The request: Leave the pictures out, and retype all of the material exactly as written.

— START Data provided —

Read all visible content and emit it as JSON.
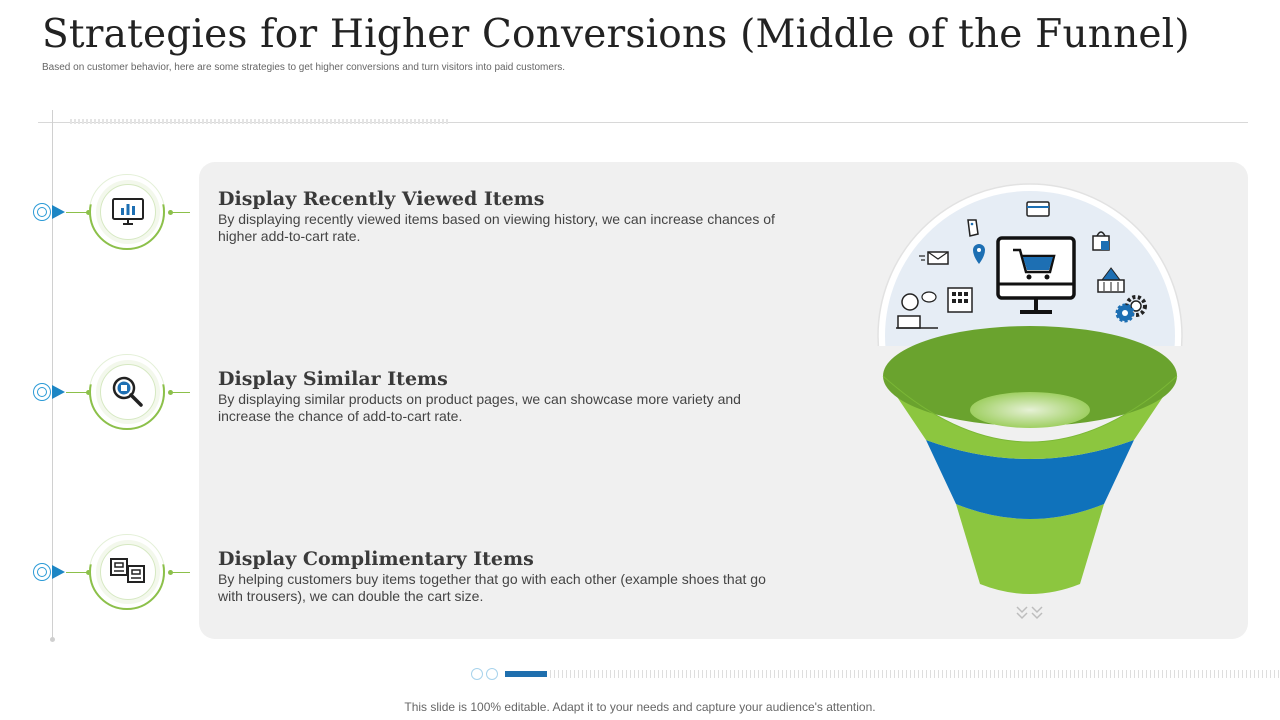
{
  "slide": {
    "title": "Strategies for Higher Conversions (Middle of the Funnel)",
    "subtitle": "Based on customer behavior, here are some strategies to get higher conversions and turn visitors into paid customers.",
    "footer": "This slide is 100% editable. Adapt it to your needs and capture your audience's attention."
  },
  "strategies": [
    {
      "heading": "Display Recently Viewed Items",
      "text": "By displaying recently viewed items based on viewing history, we can increase chances of higher add-to-cart rate.",
      "icon": "monitor-chart-icon"
    },
    {
      "heading": "Display Similar Items",
      "text": "By displaying similar products on product pages, we can showcase more variety and increase the chance of add-to-cart rate.",
      "icon": "magnifier-icon"
    },
    {
      "heading": "Display Complimentary Items",
      "text": "By helping customers buy items together that go with each other (example shoes that go with trousers), we can double the cart size.",
      "icon": "product-boxes-icon"
    }
  ],
  "colors": {
    "green_light": "#8cc63f",
    "green_dark": "#6aa32e",
    "blue": "#0f72bb",
    "accent_blue": "#1d86c4"
  }
}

— END Data provided —

Answer to the task:
Read all visible content and emit it as JSON.
{
  "slide": {
    "title": "Strategies for Higher Conversions (Middle of the Funnel)",
    "subtitle": "Based on customer behavior, here are some strategies to get higher conversions and turn visitors into paid customers.",
    "footer": "This slide is 100% editable. Adapt it to your needs and capture your audience's attention."
  },
  "strategies": [
    {
      "heading": "Display Recently Viewed Items",
      "text": "By displaying recently viewed items based on viewing history, we can increase chances of higher add-to-cart rate.",
      "icon": "monitor-chart-icon"
    },
    {
      "heading": "Display Similar Items",
      "text": "By displaying similar products on product pages, we can showcase more variety and increase the chance of add-to-cart rate.",
      "icon": "magnifier-icon"
    },
    {
      "heading": "Display Complimentary Items",
      "text": "By helping customers buy items together that go with each other (example shoes that go with trousers), we can double the cart size.",
      "icon": "product-boxes-icon"
    }
  ],
  "colors": {
    "green_light": "#8cc63f",
    "green_dark": "#6aa32e",
    "blue": "#0f72bb",
    "accent_blue": "#1d86c4"
  }
}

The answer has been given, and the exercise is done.